### WHAT TO PRODUCE
Search the records that follow and extract every line containing the string "下列说法正确的是".

Dataset entries:
==*==

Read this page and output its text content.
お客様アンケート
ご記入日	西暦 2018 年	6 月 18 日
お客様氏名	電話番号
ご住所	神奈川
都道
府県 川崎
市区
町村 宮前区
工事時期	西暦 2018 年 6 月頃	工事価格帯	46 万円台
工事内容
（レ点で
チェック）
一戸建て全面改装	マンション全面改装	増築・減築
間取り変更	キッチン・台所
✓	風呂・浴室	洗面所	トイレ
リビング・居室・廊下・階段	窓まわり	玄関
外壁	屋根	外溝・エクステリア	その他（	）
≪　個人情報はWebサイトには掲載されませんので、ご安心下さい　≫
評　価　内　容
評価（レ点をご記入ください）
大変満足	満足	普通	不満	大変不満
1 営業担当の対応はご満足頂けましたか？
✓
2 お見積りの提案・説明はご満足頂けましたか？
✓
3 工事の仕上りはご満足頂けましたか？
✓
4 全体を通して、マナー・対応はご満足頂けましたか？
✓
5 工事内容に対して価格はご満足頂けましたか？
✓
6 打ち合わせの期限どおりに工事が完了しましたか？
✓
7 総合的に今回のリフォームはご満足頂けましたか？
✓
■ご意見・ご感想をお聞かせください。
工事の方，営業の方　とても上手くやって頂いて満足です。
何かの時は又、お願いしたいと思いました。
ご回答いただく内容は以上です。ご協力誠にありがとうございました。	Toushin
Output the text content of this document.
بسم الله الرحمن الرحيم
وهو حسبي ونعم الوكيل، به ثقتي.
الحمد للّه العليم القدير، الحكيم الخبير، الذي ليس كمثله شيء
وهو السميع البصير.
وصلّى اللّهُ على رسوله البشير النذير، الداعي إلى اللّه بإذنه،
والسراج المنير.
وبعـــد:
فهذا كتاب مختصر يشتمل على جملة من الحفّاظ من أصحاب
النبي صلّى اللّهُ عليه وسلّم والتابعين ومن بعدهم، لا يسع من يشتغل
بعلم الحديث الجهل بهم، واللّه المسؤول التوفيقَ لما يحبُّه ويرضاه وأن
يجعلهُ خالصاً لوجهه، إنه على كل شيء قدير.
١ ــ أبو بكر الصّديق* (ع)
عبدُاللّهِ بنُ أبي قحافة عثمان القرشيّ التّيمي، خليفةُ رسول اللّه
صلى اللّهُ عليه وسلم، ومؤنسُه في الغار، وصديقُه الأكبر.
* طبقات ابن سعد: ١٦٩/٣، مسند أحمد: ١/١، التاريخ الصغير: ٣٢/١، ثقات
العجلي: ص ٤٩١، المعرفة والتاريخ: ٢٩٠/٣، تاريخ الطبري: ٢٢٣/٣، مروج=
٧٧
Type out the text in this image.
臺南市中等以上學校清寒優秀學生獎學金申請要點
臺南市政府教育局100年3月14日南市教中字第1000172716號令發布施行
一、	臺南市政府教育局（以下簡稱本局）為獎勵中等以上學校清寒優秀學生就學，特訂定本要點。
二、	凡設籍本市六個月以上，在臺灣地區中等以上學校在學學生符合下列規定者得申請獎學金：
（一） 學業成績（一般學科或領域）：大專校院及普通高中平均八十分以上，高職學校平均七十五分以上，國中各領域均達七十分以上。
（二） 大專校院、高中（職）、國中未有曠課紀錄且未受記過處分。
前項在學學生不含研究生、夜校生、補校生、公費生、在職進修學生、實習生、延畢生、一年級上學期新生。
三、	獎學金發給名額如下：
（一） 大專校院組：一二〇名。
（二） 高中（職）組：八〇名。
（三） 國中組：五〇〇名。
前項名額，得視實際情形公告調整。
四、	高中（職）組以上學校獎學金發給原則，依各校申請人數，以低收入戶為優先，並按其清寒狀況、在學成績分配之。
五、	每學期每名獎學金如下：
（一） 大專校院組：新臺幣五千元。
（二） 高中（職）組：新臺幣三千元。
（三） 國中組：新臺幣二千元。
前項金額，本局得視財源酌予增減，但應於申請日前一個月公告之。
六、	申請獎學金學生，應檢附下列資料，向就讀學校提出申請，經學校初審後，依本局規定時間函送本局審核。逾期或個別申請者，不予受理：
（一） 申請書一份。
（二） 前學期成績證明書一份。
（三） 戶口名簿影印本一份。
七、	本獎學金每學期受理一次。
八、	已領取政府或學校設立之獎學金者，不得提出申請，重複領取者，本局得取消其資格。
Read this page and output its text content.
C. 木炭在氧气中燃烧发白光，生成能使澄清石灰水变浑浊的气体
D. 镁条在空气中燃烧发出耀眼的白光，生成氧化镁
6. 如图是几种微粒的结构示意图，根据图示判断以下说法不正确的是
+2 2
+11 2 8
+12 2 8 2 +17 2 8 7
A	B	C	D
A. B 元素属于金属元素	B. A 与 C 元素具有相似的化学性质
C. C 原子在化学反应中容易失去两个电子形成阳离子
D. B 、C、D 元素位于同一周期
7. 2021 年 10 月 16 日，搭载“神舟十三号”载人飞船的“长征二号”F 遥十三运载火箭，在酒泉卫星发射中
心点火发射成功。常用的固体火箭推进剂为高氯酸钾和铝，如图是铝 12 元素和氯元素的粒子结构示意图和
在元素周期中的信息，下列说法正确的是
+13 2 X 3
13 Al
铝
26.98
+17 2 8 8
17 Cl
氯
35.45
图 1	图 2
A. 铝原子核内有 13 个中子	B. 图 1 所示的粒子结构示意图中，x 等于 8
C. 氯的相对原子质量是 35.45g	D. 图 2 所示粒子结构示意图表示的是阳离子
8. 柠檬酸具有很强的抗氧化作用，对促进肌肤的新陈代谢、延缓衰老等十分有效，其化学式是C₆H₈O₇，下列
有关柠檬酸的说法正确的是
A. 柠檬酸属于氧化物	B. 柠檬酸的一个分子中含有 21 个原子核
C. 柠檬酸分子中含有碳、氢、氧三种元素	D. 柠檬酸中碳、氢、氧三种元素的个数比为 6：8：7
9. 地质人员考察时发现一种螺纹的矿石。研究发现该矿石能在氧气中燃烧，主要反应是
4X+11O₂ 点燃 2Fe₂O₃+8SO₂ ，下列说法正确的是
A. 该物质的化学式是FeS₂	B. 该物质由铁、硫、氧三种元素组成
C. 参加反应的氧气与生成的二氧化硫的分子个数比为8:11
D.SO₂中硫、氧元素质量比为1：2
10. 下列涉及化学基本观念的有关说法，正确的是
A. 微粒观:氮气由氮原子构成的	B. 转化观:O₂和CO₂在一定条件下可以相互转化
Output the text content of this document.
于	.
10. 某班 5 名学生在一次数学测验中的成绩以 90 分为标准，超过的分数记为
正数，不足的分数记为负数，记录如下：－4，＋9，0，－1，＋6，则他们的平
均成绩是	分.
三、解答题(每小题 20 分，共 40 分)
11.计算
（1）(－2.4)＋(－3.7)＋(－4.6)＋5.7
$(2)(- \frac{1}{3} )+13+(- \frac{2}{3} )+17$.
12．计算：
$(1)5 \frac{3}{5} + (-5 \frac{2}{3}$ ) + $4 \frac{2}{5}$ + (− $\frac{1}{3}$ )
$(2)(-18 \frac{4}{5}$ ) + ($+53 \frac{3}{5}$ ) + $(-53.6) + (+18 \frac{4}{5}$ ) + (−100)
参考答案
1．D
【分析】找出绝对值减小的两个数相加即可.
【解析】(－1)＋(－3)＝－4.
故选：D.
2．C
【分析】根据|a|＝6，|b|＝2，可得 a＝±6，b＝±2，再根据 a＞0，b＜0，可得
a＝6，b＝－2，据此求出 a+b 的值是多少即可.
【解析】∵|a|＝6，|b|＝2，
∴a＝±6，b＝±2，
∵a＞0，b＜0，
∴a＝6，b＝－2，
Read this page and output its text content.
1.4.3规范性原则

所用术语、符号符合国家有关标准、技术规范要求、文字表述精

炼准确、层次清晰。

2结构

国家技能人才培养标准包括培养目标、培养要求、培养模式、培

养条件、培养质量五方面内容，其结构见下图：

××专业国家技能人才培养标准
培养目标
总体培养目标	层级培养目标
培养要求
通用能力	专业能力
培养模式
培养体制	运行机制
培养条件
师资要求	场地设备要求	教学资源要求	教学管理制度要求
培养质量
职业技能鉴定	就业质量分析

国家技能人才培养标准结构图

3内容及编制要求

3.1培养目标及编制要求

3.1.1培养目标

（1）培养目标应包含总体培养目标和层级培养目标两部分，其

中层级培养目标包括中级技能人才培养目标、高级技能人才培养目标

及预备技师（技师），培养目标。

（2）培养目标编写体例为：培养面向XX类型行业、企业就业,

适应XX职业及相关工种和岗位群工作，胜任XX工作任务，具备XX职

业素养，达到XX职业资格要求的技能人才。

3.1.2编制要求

==*==

### FINISHED ANSWER
在元素周期中的信息，下列说法正确的是
4X+11O₂ 点燃 2Fe₂O₃+8SO₂ ，下列说法正确的是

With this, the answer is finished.